_Short exercise_. Return each line of the data below verbatim; pictures are to be left out.

_Material provided_.
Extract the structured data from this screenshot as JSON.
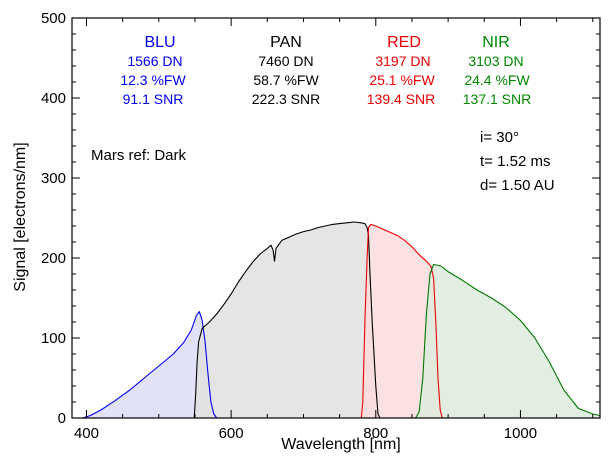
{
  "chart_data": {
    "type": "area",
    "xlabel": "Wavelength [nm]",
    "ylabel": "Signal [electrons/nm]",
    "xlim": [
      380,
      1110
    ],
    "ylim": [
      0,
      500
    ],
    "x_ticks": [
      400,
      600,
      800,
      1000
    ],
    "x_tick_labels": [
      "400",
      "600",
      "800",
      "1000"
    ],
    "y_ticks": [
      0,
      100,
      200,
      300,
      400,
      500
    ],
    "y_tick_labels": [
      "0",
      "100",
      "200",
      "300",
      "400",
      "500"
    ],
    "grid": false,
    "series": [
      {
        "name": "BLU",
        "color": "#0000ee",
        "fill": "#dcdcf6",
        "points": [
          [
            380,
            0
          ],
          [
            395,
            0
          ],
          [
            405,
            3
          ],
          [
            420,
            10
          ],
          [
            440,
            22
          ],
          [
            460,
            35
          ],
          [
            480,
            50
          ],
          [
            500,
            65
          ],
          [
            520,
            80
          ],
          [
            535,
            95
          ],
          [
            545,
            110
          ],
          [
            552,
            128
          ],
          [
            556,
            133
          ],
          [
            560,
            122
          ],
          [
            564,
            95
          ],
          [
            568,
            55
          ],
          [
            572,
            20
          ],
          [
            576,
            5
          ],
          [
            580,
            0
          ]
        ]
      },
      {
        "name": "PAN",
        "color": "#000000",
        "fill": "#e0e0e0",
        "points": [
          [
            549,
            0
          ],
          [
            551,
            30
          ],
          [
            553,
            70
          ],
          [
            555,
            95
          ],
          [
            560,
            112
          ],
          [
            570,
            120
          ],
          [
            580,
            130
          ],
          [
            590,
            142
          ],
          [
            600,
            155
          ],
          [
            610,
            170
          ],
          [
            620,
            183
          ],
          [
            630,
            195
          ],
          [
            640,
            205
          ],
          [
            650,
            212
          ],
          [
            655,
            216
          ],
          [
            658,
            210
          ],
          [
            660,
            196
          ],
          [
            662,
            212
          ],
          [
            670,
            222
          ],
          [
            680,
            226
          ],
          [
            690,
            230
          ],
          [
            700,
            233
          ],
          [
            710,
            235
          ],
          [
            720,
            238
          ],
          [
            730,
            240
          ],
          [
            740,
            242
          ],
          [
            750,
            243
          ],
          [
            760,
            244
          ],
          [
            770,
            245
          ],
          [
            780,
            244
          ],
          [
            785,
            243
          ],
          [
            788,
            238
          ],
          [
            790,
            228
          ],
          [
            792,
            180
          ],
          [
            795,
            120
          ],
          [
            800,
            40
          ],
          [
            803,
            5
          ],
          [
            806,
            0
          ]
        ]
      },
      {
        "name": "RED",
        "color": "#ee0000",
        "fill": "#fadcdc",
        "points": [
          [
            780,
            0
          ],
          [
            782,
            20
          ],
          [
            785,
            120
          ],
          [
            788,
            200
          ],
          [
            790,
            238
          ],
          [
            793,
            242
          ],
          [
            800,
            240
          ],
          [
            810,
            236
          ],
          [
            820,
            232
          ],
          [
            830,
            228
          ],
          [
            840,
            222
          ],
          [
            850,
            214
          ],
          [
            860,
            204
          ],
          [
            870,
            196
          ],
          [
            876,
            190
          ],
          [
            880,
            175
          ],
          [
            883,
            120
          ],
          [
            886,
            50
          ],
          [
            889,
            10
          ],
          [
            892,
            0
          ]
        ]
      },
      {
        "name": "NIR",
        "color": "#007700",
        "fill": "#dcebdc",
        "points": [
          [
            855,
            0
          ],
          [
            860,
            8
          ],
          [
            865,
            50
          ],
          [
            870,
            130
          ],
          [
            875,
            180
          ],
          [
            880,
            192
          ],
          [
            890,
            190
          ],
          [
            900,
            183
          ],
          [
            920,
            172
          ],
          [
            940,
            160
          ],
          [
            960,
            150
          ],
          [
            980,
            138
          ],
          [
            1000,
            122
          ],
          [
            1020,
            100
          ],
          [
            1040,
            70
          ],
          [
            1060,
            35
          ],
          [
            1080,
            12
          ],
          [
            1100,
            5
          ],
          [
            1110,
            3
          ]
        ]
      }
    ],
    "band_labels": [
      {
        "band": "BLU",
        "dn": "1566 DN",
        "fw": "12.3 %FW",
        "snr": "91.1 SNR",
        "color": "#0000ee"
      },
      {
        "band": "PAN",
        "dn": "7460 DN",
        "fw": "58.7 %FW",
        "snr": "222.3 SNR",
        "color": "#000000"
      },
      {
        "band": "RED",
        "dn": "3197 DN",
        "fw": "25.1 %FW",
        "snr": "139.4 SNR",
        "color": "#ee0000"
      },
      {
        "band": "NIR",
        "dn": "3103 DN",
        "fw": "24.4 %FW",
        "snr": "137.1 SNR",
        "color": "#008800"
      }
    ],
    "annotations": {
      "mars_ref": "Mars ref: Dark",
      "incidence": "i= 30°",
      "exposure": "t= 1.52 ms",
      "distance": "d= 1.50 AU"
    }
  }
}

_Solution_.
Extract the structured data from this screenshot as JSON.
{
  "chart_data": {
    "type": "area",
    "xlabel": "Wavelength [nm]",
    "ylabel": "Signal [electrons/nm]",
    "xlim": [
      380,
      1110
    ],
    "ylim": [
      0,
      500
    ],
    "x_ticks": [
      400,
      600,
      800,
      1000
    ],
    "x_tick_labels": [
      "400",
      "600",
      "800",
      "1000"
    ],
    "y_ticks": [
      0,
      100,
      200,
      300,
      400,
      500
    ],
    "y_tick_labels": [
      "0",
      "100",
      "200",
      "300",
      "400",
      "500"
    ],
    "grid": false,
    "series": [
      {
        "name": "BLU",
        "color": "#0000ee",
        "fill": "#dcdcf6",
        "points": [
          [
            380,
            0
          ],
          [
            395,
            0
          ],
          [
            405,
            3
          ],
          [
            420,
            10
          ],
          [
            440,
            22
          ],
          [
            460,
            35
          ],
          [
            480,
            50
          ],
          [
            500,
            65
          ],
          [
            520,
            80
          ],
          [
            535,
            95
          ],
          [
            545,
            110
          ],
          [
            552,
            128
          ],
          [
            556,
            133
          ],
          [
            560,
            122
          ],
          [
            564,
            95
          ],
          [
            568,
            55
          ],
          [
            572,
            20
          ],
          [
            576,
            5
          ],
          [
            580,
            0
          ]
        ]
      },
      {
        "name": "PAN",
        "color": "#000000",
        "fill": "#e0e0e0",
        "points": [
          [
            549,
            0
          ],
          [
            551,
            30
          ],
          [
            553,
            70
          ],
          [
            555,
            95
          ],
          [
            560,
            112
          ],
          [
            570,
            120
          ],
          [
            580,
            130
          ],
          [
            590,
            142
          ],
          [
            600,
            155
          ],
          [
            610,
            170
          ],
          [
            620,
            183
          ],
          [
            630,
            195
          ],
          [
            640,
            205
          ],
          [
            650,
            212
          ],
          [
            655,
            216
          ],
          [
            658,
            210
          ],
          [
            660,
            196
          ],
          [
            662,
            212
          ],
          [
            670,
            222
          ],
          [
            680,
            226
          ],
          [
            690,
            230
          ],
          [
            700,
            233
          ],
          [
            710,
            235
          ],
          [
            720,
            238
          ],
          [
            730,
            240
          ],
          [
            740,
            242
          ],
          [
            750,
            243
          ],
          [
            760,
            244
          ],
          [
            770,
            245
          ],
          [
            780,
            244
          ],
          [
            785,
            243
          ],
          [
            788,
            238
          ],
          [
            790,
            228
          ],
          [
            792,
            180
          ],
          [
            795,
            120
          ],
          [
            800,
            40
          ],
          [
            803,
            5
          ],
          [
            806,
            0
          ]
        ]
      },
      {
        "name": "RED",
        "color": "#ee0000",
        "fill": "#fadcdc",
        "points": [
          [
            780,
            0
          ],
          [
            782,
            20
          ],
          [
            785,
            120
          ],
          [
            788,
            200
          ],
          [
            790,
            238
          ],
          [
            793,
            242
          ],
          [
            800,
            240
          ],
          [
            810,
            236
          ],
          [
            820,
            232
          ],
          [
            830,
            228
          ],
          [
            840,
            222
          ],
          [
            850,
            214
          ],
          [
            860,
            204
          ],
          [
            870,
            196
          ],
          [
            876,
            190
          ],
          [
            880,
            175
          ],
          [
            883,
            120
          ],
          [
            886,
            50
          ],
          [
            889,
            10
          ],
          [
            892,
            0
          ]
        ]
      },
      {
        "name": "NIR",
        "color": "#007700",
        "fill": "#dcebdc",
        "points": [
          [
            855,
            0
          ],
          [
            860,
            8
          ],
          [
            865,
            50
          ],
          [
            870,
            130
          ],
          [
            875,
            180
          ],
          [
            880,
            192
          ],
          [
            890,
            190
          ],
          [
            900,
            183
          ],
          [
            920,
            172
          ],
          [
            940,
            160
          ],
          [
            960,
            150
          ],
          [
            980,
            138
          ],
          [
            1000,
            122
          ],
          [
            1020,
            100
          ],
          [
            1040,
            70
          ],
          [
            1060,
            35
          ],
          [
            1080,
            12
          ],
          [
            1100,
            5
          ],
          [
            1110,
            3
          ]
        ]
      }
    ],
    "band_labels": [
      {
        "band": "BLU",
        "dn": "1566 DN",
        "fw": "12.3 %FW",
        "snr": "91.1 SNR",
        "color": "#0000ee"
      },
      {
        "band": "PAN",
        "dn": "7460 DN",
        "fw": "58.7 %FW",
        "snr": "222.3 SNR",
        "color": "#000000"
      },
      {
        "band": "RED",
        "dn": "3197 DN",
        "fw": "25.1 %FW",
        "snr": "139.4 SNR",
        "color": "#ee0000"
      },
      {
        "band": "NIR",
        "dn": "3103 DN",
        "fw": "24.4 %FW",
        "snr": "137.1 SNR",
        "color": "#008800"
      }
    ],
    "annotations": {
      "mars_ref": "Mars ref: Dark",
      "incidence": "i= 30°",
      "exposure": "t= 1.52 ms",
      "distance": "d= 1.50 AU"
    }
  }
}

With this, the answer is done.